* _Your task_
Extract each line holding the word "Amasawa" from the entries.

* _Data for the task_
··········
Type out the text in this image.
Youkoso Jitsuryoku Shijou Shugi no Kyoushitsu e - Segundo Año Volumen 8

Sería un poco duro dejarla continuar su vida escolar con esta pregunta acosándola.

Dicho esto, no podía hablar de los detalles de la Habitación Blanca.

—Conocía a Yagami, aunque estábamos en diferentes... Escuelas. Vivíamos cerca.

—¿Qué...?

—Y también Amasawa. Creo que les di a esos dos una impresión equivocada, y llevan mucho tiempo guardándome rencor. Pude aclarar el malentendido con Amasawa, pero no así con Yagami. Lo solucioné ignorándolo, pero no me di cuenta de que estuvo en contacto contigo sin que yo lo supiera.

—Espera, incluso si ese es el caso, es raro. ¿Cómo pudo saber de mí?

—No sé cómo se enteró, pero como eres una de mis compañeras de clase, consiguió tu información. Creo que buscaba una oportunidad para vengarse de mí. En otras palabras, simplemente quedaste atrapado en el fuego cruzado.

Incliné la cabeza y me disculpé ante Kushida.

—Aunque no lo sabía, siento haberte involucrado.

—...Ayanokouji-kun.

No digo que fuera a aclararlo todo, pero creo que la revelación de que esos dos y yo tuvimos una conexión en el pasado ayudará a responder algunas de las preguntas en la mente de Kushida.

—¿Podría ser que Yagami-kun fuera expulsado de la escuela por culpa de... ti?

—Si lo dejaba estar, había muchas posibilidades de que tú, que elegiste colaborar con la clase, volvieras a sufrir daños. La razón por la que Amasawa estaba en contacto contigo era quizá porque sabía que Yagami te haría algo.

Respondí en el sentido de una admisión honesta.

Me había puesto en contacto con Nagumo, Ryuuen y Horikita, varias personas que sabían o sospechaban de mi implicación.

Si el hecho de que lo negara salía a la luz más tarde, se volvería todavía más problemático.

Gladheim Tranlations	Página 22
··········
* _Solution for this problem_
—Y también Amasawa. Creo que les di a esos dos una impresión equivocada, y llevan mucho tiempo guardándome rencor. Pude aclarar el malentendido con Amasawa, pero no así con Yagami. Lo solucioné ignorándolo, pero no me di cuenta de que estuvo en contacto contigo sin que yo lo supiera.
—Si lo dejaba estar, había muchas posibilidades de que tú, que elegiste colaborar con la clase, volvieras a sufrir daños. La razón por la que Amasawa estaba en contacto contigo era quizá porque sabía que Yagami te haría algo.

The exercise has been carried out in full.